Tally how many lines of these entries hold the string "rank". Return the number alone.
◇ ◇ ◇ ◇ ◇
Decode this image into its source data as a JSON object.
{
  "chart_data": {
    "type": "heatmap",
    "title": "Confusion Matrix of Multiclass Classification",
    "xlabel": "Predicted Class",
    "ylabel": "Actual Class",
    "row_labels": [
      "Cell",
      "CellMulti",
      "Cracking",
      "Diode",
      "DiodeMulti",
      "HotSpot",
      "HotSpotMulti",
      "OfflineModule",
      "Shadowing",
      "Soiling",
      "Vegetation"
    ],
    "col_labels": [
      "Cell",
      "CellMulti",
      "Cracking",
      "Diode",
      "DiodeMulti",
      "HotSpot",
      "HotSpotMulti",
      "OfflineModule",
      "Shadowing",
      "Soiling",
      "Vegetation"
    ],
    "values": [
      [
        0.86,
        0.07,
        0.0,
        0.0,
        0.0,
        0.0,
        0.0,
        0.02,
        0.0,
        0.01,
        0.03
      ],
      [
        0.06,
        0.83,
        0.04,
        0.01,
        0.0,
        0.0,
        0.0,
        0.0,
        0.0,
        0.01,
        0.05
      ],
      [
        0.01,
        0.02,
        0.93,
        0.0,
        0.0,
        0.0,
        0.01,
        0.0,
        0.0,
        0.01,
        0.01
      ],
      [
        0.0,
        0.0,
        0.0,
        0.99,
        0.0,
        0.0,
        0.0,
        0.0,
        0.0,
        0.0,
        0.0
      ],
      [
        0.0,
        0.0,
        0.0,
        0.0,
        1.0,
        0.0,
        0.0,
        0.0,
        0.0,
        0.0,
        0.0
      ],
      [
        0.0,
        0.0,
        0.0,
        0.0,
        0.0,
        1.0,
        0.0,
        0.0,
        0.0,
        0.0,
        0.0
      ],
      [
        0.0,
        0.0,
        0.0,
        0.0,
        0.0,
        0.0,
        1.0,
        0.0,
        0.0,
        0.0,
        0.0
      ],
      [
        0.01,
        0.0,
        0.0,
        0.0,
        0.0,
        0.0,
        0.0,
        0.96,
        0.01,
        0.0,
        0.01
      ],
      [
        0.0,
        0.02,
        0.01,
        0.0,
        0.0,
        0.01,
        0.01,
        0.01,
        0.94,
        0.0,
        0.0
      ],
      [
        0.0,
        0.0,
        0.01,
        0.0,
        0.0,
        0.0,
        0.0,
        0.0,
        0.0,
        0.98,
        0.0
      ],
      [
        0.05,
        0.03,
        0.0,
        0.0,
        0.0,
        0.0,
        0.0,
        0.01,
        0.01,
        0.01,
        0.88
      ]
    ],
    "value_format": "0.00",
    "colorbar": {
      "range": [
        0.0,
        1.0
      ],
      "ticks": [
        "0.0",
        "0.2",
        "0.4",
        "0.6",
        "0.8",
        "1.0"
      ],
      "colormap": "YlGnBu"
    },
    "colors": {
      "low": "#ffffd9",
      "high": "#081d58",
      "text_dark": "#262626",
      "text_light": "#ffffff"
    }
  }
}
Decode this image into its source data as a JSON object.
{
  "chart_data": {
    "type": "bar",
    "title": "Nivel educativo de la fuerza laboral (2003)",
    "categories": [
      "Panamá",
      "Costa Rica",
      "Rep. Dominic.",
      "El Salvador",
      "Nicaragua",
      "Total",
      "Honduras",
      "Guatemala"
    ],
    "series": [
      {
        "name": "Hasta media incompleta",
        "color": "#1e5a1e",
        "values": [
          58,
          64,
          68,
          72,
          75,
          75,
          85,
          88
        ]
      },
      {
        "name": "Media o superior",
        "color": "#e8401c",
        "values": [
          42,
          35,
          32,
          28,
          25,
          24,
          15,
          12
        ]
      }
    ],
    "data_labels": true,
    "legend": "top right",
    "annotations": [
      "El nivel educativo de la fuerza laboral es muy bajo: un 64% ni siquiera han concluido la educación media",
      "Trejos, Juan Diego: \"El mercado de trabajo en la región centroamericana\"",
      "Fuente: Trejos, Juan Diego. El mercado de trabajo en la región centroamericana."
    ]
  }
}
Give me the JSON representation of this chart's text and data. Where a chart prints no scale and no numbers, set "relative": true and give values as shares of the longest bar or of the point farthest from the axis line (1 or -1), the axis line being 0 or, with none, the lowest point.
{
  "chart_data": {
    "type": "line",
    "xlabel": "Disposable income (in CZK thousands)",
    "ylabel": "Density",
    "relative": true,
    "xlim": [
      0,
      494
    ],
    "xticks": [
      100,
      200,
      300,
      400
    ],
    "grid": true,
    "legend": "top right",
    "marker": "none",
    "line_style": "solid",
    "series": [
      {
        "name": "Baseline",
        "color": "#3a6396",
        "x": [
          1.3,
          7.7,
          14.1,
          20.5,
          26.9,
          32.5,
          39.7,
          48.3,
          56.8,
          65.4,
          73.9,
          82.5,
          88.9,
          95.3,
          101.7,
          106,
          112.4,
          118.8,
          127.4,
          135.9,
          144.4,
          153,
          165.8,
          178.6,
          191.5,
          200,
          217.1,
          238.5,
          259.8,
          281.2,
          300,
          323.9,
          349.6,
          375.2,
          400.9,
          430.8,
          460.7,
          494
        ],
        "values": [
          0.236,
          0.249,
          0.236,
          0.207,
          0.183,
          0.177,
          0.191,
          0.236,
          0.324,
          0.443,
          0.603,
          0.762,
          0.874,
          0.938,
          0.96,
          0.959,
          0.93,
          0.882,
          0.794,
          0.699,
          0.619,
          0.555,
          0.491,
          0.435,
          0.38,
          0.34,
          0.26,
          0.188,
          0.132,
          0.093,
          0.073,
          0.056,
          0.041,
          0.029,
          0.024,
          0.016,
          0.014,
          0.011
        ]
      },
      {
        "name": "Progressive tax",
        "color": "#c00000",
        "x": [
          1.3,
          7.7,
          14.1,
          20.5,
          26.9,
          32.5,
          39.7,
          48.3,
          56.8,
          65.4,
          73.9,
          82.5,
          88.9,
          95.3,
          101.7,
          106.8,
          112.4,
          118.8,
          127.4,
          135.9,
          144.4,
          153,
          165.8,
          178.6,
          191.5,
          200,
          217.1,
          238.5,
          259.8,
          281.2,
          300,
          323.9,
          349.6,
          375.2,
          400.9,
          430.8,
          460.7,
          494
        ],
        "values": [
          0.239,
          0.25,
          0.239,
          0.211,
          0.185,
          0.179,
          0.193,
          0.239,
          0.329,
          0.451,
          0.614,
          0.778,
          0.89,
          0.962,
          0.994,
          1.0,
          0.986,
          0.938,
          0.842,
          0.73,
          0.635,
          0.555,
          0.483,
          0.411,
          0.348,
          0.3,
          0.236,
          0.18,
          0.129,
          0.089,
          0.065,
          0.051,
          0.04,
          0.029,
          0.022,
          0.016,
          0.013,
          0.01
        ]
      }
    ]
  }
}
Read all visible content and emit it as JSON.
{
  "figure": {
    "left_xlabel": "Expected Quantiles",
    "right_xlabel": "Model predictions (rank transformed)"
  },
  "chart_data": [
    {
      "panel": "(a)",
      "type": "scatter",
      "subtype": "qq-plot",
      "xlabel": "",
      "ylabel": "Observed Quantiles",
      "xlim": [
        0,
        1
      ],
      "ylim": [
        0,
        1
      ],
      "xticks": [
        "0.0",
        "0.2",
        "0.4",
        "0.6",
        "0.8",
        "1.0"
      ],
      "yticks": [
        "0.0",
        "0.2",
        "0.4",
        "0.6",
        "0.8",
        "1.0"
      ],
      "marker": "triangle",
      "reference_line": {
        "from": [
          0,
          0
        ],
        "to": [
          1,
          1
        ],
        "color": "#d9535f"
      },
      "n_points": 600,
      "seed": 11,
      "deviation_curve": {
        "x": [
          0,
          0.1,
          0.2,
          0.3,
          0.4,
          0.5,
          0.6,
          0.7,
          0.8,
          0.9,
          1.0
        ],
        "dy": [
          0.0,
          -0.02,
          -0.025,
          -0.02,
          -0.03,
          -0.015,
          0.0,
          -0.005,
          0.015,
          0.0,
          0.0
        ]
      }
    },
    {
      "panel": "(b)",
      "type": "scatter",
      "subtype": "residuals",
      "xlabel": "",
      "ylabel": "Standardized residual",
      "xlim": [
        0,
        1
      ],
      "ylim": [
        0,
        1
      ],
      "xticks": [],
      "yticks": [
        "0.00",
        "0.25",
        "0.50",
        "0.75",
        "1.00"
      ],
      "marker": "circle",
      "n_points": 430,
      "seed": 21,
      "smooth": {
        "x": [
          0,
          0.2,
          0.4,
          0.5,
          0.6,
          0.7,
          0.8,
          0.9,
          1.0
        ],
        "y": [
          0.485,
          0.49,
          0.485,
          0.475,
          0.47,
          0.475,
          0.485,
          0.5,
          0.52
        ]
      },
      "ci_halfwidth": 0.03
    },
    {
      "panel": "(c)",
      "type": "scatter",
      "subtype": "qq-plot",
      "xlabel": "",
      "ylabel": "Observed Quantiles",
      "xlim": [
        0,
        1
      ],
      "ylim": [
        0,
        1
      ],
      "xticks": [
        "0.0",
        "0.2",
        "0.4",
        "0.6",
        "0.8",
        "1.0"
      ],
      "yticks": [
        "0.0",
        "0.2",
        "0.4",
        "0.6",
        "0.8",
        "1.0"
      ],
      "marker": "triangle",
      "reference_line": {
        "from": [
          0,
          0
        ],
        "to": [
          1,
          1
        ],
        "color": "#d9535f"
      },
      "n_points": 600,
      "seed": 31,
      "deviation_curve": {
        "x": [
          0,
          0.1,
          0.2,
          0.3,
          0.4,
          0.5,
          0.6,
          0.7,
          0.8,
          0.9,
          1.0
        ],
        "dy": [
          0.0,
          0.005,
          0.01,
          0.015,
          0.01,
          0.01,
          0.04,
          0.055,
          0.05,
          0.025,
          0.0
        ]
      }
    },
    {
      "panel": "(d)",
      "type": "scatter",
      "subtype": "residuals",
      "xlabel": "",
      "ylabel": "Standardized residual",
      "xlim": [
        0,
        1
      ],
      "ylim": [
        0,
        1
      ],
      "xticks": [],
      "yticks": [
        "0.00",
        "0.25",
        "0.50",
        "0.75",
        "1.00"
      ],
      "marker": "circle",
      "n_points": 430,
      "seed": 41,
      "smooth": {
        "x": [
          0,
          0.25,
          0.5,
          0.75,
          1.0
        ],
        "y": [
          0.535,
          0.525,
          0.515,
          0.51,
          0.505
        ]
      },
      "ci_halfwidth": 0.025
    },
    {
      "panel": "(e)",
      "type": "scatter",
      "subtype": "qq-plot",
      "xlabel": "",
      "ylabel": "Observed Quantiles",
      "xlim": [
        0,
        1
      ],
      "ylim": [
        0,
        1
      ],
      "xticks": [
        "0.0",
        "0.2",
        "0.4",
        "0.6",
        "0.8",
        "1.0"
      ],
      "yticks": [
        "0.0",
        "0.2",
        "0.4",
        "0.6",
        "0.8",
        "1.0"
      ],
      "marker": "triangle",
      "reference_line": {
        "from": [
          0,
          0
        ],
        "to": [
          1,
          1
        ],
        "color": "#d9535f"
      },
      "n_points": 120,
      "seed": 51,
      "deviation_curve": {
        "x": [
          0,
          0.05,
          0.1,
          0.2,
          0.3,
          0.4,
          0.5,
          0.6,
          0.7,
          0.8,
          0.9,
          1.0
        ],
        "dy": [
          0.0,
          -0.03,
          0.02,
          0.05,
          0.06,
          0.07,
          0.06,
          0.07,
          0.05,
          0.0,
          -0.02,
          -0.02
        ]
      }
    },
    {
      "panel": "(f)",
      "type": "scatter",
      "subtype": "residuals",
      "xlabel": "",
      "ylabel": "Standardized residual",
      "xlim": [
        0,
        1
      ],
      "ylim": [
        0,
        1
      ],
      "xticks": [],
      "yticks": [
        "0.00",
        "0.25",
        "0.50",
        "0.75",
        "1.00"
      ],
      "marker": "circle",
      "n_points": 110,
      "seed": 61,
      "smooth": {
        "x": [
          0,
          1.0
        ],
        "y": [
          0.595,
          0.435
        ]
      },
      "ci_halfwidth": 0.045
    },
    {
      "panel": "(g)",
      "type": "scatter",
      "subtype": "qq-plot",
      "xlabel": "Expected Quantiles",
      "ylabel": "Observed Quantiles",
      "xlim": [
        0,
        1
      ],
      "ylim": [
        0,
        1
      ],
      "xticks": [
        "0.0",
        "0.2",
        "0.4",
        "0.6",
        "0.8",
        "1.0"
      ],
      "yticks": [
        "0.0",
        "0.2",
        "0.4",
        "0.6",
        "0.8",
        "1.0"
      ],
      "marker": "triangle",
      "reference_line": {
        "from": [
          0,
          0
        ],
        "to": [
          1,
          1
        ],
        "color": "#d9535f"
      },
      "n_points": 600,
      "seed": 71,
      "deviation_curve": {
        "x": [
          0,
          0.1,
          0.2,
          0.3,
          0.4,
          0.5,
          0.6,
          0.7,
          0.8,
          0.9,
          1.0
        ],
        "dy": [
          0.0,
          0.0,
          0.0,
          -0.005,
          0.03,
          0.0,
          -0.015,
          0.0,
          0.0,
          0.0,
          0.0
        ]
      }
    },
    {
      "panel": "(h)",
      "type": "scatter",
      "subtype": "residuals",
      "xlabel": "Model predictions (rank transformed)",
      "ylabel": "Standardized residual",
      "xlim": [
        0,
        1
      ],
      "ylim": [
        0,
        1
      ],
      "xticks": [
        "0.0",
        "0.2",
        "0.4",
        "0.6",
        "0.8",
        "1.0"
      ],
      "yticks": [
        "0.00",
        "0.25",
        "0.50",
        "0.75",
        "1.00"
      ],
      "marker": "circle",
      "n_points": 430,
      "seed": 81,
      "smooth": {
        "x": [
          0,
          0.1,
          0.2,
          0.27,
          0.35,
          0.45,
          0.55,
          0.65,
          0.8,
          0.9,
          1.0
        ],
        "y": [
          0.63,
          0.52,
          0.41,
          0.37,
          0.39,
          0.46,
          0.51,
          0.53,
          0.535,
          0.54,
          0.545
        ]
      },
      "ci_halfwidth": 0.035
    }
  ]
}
◇ ◇ ◇ ◇ ◇
◆ Correct result: 2